◆ WORK TO BE COMPLETED
List the lines of this listing that hold the word "OPBQ".

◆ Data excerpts
____________

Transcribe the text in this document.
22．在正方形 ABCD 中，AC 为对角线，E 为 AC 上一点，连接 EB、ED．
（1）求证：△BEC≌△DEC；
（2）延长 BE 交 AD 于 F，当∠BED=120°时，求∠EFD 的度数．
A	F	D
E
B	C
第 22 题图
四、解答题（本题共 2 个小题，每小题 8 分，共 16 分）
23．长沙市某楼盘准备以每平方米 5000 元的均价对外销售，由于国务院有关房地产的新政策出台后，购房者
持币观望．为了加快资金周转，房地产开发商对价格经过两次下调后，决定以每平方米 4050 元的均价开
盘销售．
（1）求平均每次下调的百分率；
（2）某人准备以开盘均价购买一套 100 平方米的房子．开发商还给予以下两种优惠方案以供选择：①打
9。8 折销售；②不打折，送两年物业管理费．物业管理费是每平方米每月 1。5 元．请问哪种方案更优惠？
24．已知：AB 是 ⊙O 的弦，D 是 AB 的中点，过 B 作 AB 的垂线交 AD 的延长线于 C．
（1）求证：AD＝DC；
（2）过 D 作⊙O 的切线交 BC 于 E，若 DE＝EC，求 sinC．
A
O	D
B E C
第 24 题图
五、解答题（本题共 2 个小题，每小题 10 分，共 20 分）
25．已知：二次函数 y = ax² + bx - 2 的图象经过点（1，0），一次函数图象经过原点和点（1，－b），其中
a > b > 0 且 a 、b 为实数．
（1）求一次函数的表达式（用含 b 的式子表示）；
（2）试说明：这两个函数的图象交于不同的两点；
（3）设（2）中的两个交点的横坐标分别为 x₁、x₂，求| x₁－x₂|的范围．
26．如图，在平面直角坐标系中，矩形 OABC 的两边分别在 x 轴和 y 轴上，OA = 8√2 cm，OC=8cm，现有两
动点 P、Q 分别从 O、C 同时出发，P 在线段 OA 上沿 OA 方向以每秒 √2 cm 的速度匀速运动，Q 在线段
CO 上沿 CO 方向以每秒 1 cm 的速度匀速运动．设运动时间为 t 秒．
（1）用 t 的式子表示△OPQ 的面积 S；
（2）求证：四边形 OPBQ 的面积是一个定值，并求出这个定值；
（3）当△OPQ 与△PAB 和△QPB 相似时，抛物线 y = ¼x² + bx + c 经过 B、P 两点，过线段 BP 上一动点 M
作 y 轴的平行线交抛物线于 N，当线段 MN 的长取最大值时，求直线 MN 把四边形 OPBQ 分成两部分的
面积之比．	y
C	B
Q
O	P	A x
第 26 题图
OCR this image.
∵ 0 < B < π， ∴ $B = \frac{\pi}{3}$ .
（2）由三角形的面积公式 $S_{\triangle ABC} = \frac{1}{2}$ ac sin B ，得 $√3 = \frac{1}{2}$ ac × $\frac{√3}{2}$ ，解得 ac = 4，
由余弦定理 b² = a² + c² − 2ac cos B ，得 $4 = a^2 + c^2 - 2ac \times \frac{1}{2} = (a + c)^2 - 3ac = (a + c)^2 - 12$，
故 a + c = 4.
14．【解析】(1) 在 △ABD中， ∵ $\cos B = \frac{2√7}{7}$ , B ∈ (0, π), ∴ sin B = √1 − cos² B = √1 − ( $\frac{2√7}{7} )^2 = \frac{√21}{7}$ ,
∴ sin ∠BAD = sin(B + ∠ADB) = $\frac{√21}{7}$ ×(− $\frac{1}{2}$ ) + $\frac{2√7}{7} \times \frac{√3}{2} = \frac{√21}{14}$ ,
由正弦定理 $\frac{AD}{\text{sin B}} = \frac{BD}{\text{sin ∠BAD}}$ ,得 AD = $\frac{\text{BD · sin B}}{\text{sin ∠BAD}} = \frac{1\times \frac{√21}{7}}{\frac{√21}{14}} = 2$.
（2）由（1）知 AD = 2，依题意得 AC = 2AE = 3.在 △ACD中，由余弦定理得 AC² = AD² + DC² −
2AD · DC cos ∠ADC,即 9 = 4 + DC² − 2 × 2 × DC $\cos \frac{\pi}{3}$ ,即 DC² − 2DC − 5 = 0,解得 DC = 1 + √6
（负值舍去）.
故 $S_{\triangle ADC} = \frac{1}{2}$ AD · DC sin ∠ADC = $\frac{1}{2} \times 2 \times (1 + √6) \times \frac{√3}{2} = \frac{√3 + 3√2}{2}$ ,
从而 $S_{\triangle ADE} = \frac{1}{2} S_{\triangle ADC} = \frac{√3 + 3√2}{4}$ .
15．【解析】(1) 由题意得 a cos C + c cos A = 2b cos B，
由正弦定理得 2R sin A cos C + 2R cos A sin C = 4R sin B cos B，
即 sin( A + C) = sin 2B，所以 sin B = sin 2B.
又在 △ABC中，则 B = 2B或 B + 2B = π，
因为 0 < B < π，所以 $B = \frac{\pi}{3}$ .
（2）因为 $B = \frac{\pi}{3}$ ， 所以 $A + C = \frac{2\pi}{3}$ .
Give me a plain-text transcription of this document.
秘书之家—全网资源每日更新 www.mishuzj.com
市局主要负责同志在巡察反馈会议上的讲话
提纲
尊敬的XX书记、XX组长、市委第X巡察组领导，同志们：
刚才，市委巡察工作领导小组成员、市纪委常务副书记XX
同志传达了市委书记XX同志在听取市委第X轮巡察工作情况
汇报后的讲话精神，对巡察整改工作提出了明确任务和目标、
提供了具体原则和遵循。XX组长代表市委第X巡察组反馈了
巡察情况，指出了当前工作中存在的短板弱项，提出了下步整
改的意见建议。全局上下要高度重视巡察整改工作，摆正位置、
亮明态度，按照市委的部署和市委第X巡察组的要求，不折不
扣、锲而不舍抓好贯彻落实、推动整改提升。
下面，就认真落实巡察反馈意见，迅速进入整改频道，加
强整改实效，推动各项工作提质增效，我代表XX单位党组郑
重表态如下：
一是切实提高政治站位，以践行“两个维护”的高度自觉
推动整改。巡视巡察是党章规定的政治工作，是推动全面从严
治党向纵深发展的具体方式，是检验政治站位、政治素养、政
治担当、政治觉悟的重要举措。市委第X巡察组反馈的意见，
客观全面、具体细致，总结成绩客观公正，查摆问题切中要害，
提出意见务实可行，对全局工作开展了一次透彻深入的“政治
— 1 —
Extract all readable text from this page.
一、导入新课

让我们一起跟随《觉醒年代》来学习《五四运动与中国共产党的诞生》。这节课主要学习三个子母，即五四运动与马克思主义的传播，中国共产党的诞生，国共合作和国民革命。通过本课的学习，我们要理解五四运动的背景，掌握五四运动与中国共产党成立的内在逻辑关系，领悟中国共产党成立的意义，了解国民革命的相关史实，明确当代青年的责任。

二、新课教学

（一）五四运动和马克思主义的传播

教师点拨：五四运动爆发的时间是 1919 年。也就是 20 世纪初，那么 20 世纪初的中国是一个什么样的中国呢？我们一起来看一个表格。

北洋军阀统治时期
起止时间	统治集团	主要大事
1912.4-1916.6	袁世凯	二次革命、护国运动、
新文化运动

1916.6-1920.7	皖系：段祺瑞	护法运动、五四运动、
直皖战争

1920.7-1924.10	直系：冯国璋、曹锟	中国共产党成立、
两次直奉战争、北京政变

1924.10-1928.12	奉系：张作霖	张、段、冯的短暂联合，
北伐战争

____________

◆ REPLY
（2）求证：四边形 OPBQ 的面积是一个定值，并求出这个定值；
作 y 轴的平行线交抛物线于 N，当线段 MN 的长取最大值时，求直线 MN 把四边形 OPBQ 分成两部分的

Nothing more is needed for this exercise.